GIVEN EXERCISE
Quote every line of the material beneath this one.

++++ EXTRACTED INFORMATION

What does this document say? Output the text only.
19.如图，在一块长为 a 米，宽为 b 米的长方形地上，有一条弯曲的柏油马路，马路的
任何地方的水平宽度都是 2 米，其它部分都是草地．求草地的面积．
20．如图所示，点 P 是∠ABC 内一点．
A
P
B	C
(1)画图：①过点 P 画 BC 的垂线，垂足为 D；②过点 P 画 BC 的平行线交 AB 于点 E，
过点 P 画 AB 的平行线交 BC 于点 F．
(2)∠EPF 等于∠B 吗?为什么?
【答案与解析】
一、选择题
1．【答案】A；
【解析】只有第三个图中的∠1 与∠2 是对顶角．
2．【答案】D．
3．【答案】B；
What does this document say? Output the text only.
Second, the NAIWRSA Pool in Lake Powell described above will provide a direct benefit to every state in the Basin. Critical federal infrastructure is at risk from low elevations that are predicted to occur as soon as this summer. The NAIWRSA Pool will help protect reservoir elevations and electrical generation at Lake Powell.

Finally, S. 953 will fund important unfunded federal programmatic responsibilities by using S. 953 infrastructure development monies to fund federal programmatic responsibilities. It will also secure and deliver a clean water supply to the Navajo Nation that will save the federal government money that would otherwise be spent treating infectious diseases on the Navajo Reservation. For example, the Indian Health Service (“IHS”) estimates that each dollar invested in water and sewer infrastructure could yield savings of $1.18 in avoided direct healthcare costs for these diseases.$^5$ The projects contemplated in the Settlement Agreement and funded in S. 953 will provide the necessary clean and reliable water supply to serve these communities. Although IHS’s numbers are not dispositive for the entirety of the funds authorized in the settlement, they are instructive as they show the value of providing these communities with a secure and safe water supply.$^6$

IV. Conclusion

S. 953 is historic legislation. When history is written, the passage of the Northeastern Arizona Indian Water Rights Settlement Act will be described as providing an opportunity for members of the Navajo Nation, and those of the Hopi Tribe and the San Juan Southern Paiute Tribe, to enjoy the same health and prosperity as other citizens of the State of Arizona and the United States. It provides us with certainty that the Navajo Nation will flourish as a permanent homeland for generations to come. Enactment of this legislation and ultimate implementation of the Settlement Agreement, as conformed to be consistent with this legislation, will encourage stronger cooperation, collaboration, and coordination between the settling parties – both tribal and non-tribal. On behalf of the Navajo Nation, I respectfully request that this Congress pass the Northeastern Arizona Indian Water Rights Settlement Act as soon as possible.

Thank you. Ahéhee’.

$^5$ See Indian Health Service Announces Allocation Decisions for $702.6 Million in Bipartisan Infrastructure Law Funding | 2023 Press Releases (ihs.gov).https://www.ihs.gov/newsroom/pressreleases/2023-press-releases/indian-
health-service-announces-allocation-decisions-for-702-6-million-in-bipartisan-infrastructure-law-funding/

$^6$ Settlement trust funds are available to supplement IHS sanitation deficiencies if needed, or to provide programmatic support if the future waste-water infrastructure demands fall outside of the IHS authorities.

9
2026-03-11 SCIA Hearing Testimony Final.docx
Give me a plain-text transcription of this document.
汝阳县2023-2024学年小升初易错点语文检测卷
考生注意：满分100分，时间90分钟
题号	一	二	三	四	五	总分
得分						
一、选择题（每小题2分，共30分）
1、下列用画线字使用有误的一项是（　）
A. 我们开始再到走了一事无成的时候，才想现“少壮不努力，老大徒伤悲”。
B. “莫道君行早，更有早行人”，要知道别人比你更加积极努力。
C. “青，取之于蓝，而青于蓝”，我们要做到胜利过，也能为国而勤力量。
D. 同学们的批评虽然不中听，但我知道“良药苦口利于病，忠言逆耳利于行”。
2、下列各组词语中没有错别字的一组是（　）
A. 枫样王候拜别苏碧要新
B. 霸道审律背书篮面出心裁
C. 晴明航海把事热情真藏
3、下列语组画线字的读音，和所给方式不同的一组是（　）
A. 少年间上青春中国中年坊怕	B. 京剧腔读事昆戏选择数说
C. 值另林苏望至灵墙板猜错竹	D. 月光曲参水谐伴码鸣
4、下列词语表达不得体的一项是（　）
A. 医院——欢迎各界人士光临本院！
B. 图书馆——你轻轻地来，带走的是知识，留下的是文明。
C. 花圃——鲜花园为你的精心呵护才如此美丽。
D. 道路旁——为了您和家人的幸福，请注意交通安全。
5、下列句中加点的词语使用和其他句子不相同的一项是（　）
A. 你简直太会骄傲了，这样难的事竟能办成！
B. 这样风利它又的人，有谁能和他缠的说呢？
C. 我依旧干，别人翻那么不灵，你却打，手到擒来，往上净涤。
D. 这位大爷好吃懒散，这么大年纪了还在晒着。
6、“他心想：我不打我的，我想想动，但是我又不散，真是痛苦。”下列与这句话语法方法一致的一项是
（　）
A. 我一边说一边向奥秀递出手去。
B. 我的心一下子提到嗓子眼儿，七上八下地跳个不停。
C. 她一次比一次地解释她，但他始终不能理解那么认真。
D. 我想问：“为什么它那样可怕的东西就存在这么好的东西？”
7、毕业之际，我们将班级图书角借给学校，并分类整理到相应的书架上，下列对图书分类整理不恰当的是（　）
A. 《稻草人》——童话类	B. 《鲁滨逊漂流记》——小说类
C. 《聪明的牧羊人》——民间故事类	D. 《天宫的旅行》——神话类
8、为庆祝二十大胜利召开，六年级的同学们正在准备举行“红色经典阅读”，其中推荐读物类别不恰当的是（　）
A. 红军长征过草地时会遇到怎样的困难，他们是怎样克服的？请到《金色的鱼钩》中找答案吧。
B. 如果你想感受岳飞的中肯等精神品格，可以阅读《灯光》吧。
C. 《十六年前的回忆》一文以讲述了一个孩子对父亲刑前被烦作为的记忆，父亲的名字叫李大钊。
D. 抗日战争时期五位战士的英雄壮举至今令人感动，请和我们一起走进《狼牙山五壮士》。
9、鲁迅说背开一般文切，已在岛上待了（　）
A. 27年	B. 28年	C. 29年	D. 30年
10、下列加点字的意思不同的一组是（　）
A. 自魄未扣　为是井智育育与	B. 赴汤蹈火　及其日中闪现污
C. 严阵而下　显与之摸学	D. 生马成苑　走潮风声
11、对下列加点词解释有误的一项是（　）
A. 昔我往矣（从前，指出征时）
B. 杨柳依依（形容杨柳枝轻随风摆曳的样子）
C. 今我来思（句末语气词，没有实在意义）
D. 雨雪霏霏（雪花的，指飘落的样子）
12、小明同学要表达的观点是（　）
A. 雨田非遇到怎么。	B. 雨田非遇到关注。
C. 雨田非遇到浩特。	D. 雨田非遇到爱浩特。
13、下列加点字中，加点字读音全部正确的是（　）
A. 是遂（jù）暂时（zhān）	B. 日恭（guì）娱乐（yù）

++++++++

FINAL ANSWER
What does this document say? Output the text only.
19.如图，在一块长为 a 米，宽为 b 米的长方形地上，有一条弯曲的柏油马路，马路的
任何地方的水平宽度都是 2 米，其它部分都是草地．求草地的面积．
20．如图所示，点 P 是∠ABC 内一点．
A
P
B	C
(1)画图：①过点 P 画 BC 的垂线，垂足为 D；②过点 P 画 BC 的平行线交 AB 于点 E，
过点 P 画 AB 的平行线交 BC 于点 F．
(2)∠EPF 等于∠B 吗?为什么?
【答案与解析】
一、选择题
1．【答案】A；
【解析】只有第三个图中的∠1 与∠2 是对顶角．
2．【答案】D．
3．【答案】B；
What does this document say? Output the text only.
Second, the NAIWRSA Pool in Lake Powell described above will provide a direct benefit to every state in the Basin. Critical federal infrastructure is at risk from low elevations that are predicted to occur as soon as this summer. The NAIWRSA Pool will help protect reservoir elevations and electrical generation at Lake Powell.

Finally, S. 953 will fund important unfunded federal programmatic responsibilities by using S. 953 infrastructure development monies to fund federal programmatic responsibilities. It will also secure and deliver a clean water supply to the Navajo Nation that will save the federal government money that would otherwise be spent treating infectious diseases on the Navajo Reservation. For example, the Indian Health Service (“IHS”) estimates that each dollar invested in water and sewer infrastructure could yield savings of $1.18 in avoided direct healthcare costs for these diseases.$^5$ The projects contemplated in the Settlement Agreement and funded in S. 953 will provide the necessary clean and reliable water supply to serve these communities. Although IHS’s numbers are not dispositive for the entirety of the funds authorized in the settlement, they are instructive as they show the value of providing these communities with a secure and safe water supply.$^6$

IV. Conclusion

S. 953 is historic legislation. When history is written, the passage of the Northeastern Arizona Indian Water Rights Settlement Act will be described as providing an opportunity for members of the Navajo Nation, and those of the Hopi Tribe and the San Juan Southern Paiute Tribe, to enjoy the same health and prosperity as other citizens of the State of Arizona and the United States. It provides us with certainty that the Navajo Nation will flourish as a permanent homeland for generations to come. Enactment of this legislation and ultimate implementation of the Settlement Agreement, as conformed to be consistent with this legislation, will encourage stronger cooperation, collaboration, and coordination between the settling parties – both tribal and non-tribal. On behalf of the Navajo Nation, I respectfully request that this Congress pass the Northeastern Arizona Indian Water Rights Settlement Act as soon as possible.

Thank you. Ahéhee’.

$^5$ See Indian Health Service Announces Allocation Decisions for $702.6 Million in Bipartisan Infrastructure Law Funding | 2023 Press Releases (ihs.gov).https://www.ihs.gov/newsroom/pressreleases/2023-press-releases/indian-
health-service-announces-allocation-decisions-for-702-6-million-in-bipartisan-infrastructure-law-funding/

$^6$ Settlement trust funds are available to supplement IHS sanitation deficiencies if needed, or to provide programmatic support if the future waste-water infrastructure demands fall outside of the IHS authorities.

9
2026-03-11 SCIA Hearing Testimony Final.docx
Give me a plain-text transcription of this document.
汝阳县2023-2024学年小升初易错点语文检测卷
考生注意：满分100分，时间90分钟
题号	一	二	三	四	五	总分
得分						
一、选择题（每小题2分，共30分）
1、下列用画线字使用有误的一项是（　）
A. 我们开始再到走了一事无成的时候，才想现“少壮不努力，老大徒伤悲”。
B. “莫道君行早，更有早行人”，要知道别人比你更加积极努力。
C. “青，取之于蓝，而青于蓝”，我们要做到胜利过，也能为国而勤力量。
D. 同学们的批评虽然不中听，但我知道“良药苦口利于病，忠言逆耳利于行”。
2、下列各组词语中没有错别字的一组是（　）
A. 枫样王候拜别苏碧要新
B. 霸道审律背书篮面出心裁
C. 晴明航海把事热情真藏
3、下列语组画线字的读音，和所给方式不同的一组是（　）
A. 少年间上青春中国中年坊怕	B. 京剧腔读事昆戏选择数说
C. 值另林苏望至灵墙板猜错竹	D. 月光曲参水谐伴码鸣
4、下列词语表达不得体的一项是（　）
A. 医院——欢迎各界人士光临本院！
B. 图书馆——你轻轻地来，带走的是知识，留下的是文明。
C. 花圃——鲜花园为你的精心呵护才如此美丽。
D. 道路旁——为了您和家人的幸福，请注意交通安全。
5、下列句中加点的词语使用和其他句子不相同的一项是（　）
A. 你简直太会骄傲了，这样难的事竟能办成！
B. 这样风利它又的人，有谁能和他缠的说呢？
C. 我依旧干，别人翻那么不灵，你却打，手到擒来，往上净涤。
D. 这位大爷好吃懒散，这么大年纪了还在晒着。
6、“他心想：我不打我的，我想想动，但是我又不散，真是痛苦。”下列与这句话语法方法一致的一项是
（　）
A. 我一边说一边向奥秀递出手去。
B. 我的心一下子提到嗓子眼儿，七上八下地跳个不停。
C. 她一次比一次地解释她，但他始终不能理解那么认真。
D. 我想问：“为什么它那样可怕的东西就存在这么好的东西？”
7、毕业之际，我们将班级图书角借给学校，并分类整理到相应的书架上，下列对图书分类整理不恰当的是（　）
A. 《稻草人》——童话类	B. 《鲁滨逊漂流记》——小说类
C. 《聪明的牧羊人》——民间故事类	D. 《天宫的旅行》——神话类
8、为庆祝二十大胜利召开，六年级的同学们正在准备举行“红色经典阅读”，其中推荐读物类别不恰当的是（　）
A. 红军长征过草地时会遇到怎样的困难，他们是怎样克服的？请到《金色的鱼钩》中找答案吧。
B. 如果你想感受岳飞的中肯等精神品格，可以阅读《灯光》吧。
C. 《十六年前的回忆》一文以讲述了一个孩子对父亲刑前被烦作为的记忆，父亲的名字叫李大钊。
D. 抗日战争时期五位战士的英雄壮举至今令人感动，请和我们一起走进《狼牙山五壮士》。
9、鲁迅说背开一般文切，已在岛上待了（　）
A. 27年	B. 28年	C. 29年	D. 30年
10、下列加点字的意思不同的一组是（　）
A. 自魄未扣　为是井智育育与	B. 赴汤蹈火　及其日中闪现污
C. 严阵而下　显与之摸学	D. 生马成苑　走潮风声
11、对下列加点词解释有误的一项是（　）
A. 昔我往矣（从前，指出征时）
B. 杨柳依依（形容杨柳枝轻随风摆曳的样子）
C. 今我来思（句末语气词，没有实在意义）
D. 雨雪霏霏（雪花的，指飘落的样子）
12、小明同学要表达的观点是（　）
A. 雨田非遇到怎么。	B. 雨田非遇到关注。
C. 雨田非遇到浩特。	D. 雨田非遇到爱浩特。
13、下列加点字中，加点字读音全部正确的是（　）
A. 是遂（jù）暂时（zhān）	B. 日恭（guì）娱乐（yù）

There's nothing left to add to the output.